Stored items from a collection:
--- start ---

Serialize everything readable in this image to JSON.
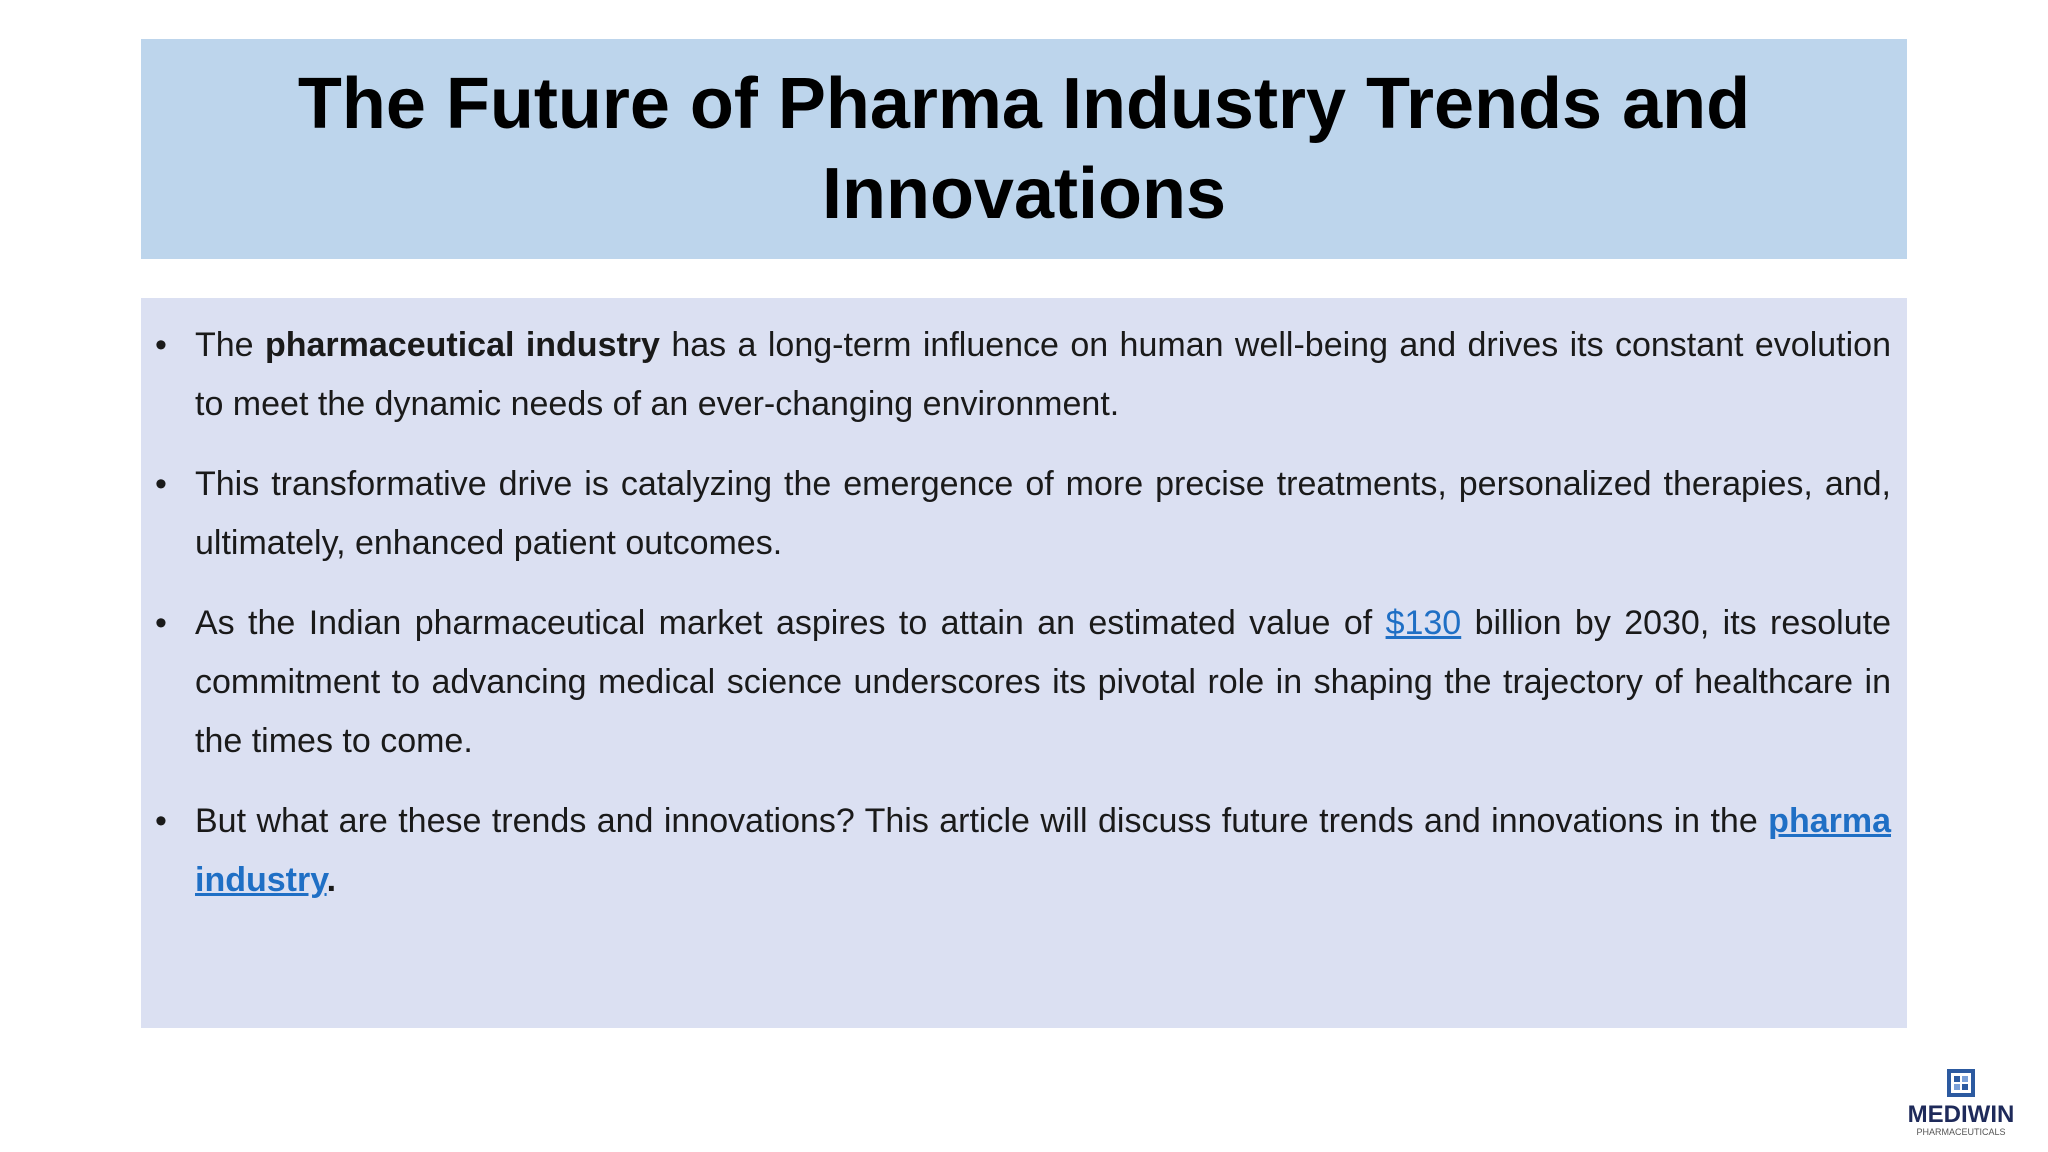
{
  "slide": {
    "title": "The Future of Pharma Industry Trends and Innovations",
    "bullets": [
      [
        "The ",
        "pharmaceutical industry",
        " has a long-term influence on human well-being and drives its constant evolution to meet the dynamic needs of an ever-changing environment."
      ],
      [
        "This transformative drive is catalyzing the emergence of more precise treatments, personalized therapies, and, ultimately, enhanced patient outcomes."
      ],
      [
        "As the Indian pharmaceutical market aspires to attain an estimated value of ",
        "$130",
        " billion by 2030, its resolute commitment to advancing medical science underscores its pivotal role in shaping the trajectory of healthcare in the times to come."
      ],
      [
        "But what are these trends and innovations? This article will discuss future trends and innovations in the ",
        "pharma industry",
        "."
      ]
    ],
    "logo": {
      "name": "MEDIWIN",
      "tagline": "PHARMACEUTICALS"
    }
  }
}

--- end ---
--- start ---

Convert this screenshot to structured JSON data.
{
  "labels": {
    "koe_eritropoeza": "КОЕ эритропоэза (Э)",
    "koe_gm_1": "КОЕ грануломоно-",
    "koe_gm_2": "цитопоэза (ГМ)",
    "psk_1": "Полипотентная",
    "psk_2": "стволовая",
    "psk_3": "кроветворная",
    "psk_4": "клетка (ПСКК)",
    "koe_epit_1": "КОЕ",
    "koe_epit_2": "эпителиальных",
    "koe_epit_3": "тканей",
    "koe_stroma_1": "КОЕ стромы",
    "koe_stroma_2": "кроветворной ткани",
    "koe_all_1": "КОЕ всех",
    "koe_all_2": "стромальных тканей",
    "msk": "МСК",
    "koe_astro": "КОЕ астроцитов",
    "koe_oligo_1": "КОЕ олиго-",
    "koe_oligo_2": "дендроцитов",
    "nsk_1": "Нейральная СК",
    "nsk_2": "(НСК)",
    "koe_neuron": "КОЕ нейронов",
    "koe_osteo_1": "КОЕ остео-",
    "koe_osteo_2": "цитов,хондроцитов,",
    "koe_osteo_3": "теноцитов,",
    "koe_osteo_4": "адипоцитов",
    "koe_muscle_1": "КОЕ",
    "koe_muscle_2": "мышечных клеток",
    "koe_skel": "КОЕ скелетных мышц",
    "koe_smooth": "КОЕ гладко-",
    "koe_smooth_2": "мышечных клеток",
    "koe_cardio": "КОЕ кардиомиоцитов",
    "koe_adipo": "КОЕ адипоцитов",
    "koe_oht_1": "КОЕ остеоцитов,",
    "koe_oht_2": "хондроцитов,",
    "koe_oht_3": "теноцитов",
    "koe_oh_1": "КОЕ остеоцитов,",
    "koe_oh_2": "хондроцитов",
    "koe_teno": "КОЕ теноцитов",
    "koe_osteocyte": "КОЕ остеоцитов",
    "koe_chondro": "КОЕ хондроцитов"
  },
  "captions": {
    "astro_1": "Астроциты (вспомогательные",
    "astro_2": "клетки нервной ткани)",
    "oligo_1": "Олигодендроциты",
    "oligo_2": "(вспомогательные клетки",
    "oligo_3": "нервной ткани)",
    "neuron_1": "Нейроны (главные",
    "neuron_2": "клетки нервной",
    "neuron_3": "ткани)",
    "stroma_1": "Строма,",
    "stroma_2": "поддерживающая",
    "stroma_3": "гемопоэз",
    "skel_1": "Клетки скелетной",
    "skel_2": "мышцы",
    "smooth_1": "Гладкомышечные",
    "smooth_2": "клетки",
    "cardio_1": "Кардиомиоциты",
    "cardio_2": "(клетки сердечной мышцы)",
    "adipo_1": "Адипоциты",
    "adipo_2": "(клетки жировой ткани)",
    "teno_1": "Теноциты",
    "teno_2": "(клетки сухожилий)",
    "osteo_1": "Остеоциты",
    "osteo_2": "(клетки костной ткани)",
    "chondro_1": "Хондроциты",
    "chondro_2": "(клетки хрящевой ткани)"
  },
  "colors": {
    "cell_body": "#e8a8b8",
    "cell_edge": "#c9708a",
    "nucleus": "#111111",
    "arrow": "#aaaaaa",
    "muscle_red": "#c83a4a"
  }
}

--- end ---

= Exercise directions =
Copy every line of the records above that contains "клеток".

= Written solution =
    "koe_muscle_2": "мышечных клеток",
    "koe_smooth_2": "мышечных клеток",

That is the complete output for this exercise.